Extracted entries:
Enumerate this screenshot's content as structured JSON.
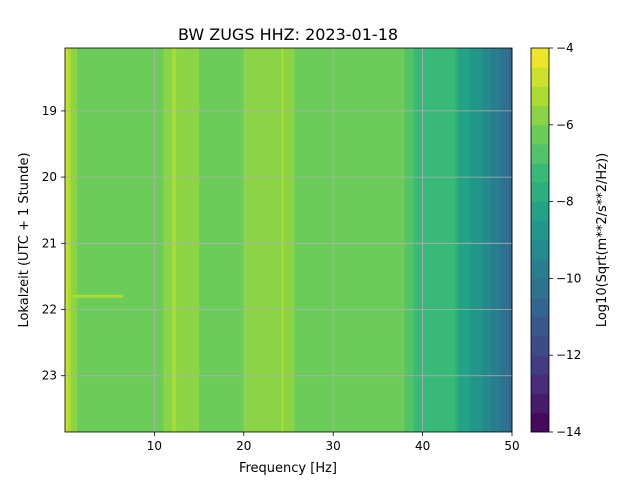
{
  "chart_data": {
    "type": "heatmap",
    "title": "BW ZUGS  HHZ: 2023-01-18",
    "xlabel": "Frequency [Hz]",
    "ylabel": "Lokalzeit (UTC + 1 Stunde)",
    "xlim": [
      0,
      50
    ],
    "ylim": [
      18.05,
      23.85
    ],
    "y_inverted": true,
    "x_ticks": [
      10,
      20,
      30,
      40,
      50
    ],
    "y_ticks": [
      19,
      20,
      21,
      22,
      23
    ],
    "grid": true,
    "colormap": "viridis",
    "colorbar": {
      "label": "Log10(Sqrt(m**2/s**2/Hz))",
      "range": [
        -14,
        -4
      ],
      "ticks": [
        -4,
        -6,
        -8,
        -10,
        -12,
        -14
      ],
      "levels": 20
    },
    "frequency_profile": {
      "frequency_hz": [
        0.3,
        0.8,
        2,
        5,
        8,
        10,
        12.3,
        13,
        15,
        18,
        20,
        22,
        24,
        26,
        28,
        30,
        33,
        36,
        38,
        39.6,
        40.5,
        42,
        43.5,
        44,
        45,
        46,
        47,
        48,
        49,
        50
      ],
      "log10_amplitude": [
        -4.8,
        -5.6,
        -6.4,
        -6.5,
        -6.5,
        -6.4,
        -5.4,
        -6.0,
        -6.0,
        -6.1,
        -6.0,
        -5.9,
        -5.6,
        -6.1,
        -6.1,
        -6.1,
        -6.3,
        -6.4,
        -6.5,
        -7.3,
        -7.4,
        -7.5,
        -7.5,
        -8.0,
        -8.4,
        -8.8,
        -9.2,
        -9.7,
        -10.2,
        -10.7
      ]
    },
    "features": [
      {
        "type": "line",
        "frequency_hz": 12.3,
        "time": [
          18.05,
          23.85
        ],
        "log10_amplitude": -5.4
      },
      {
        "type": "line",
        "frequency_hz": 24.3,
        "time": [
          18.05,
          23.85
        ],
        "log10_amplitude": -5.3
      },
      {
        "type": "band",
        "frequency_hz": [
          0.5,
          6.5
        ],
        "time": 21.8,
        "log10_amplitude": -5.2
      }
    ]
  }
}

The problem: Retype the whole listing, keeping every line identical and omitting all pictures.

Result:
Enumerate this screenshot's content as structured JSON.
{
  "chart_data": {
    "type": "heatmap",
    "title": "BW ZUGS  HHZ: 2023-01-18",
    "xlabel": "Frequency [Hz]",
    "ylabel": "Lokalzeit (UTC + 1 Stunde)",
    "xlim": [
      0,
      50
    ],
    "ylim": [
      18.05,
      23.85
    ],
    "y_inverted": true,
    "x_ticks": [
      10,
      20,
      30,
      40,
      50
    ],
    "y_ticks": [
      19,
      20,
      21,
      22,
      23
    ],
    "grid": true,
    "colormap": "viridis",
    "colorbar": {
      "label": "Log10(Sqrt(m**2/s**2/Hz))",
      "range": [
        -14,
        -4
      ],
      "ticks": [
        -4,
        -6,
        -8,
        -10,
        -12,
        -14
      ],
      "levels": 20
    },
    "frequency_profile": {
      "frequency_hz": [
        0.3,
        0.8,
        2,
        5,
        8,
        10,
        12.3,
        13,
        15,
        18,
        20,
        22,
        24,
        26,
        28,
        30,
        33,
        36,
        38,
        39.6,
        40.5,
        42,
        43.5,
        44,
        45,
        46,
        47,
        48,
        49,
        50
      ],
      "log10_amplitude": [
        -4.8,
        -5.6,
        -6.4,
        -6.5,
        -6.5,
        -6.4,
        -5.4,
        -6.0,
        -6.0,
        -6.1,
        -6.0,
        -5.9,
        -5.6,
        -6.1,
        -6.1,
        -6.1,
        -6.3,
        -6.4,
        -6.5,
        -7.3,
        -7.4,
        -7.5,
        -7.5,
        -8.0,
        -8.4,
        -8.8,
        -9.2,
        -9.7,
        -10.2,
        -10.7
      ]
    },
    "features": [
      {
        "type": "line",
        "frequency_hz": 12.3,
        "time": [
          18.05,
          23.85
        ],
        "log10_amplitude": -5.4
      },
      {
        "type": "line",
        "frequency_hz": 24.3,
        "time": [
          18.05,
          23.85
        ],
        "log10_amplitude": -5.3
      },
      {
        "type": "band",
        "frequency_hz": [
          0.5,
          6.5
        ],
        "time": 21.8,
        "log10_amplitude": -5.2
      }
    ]
  }
}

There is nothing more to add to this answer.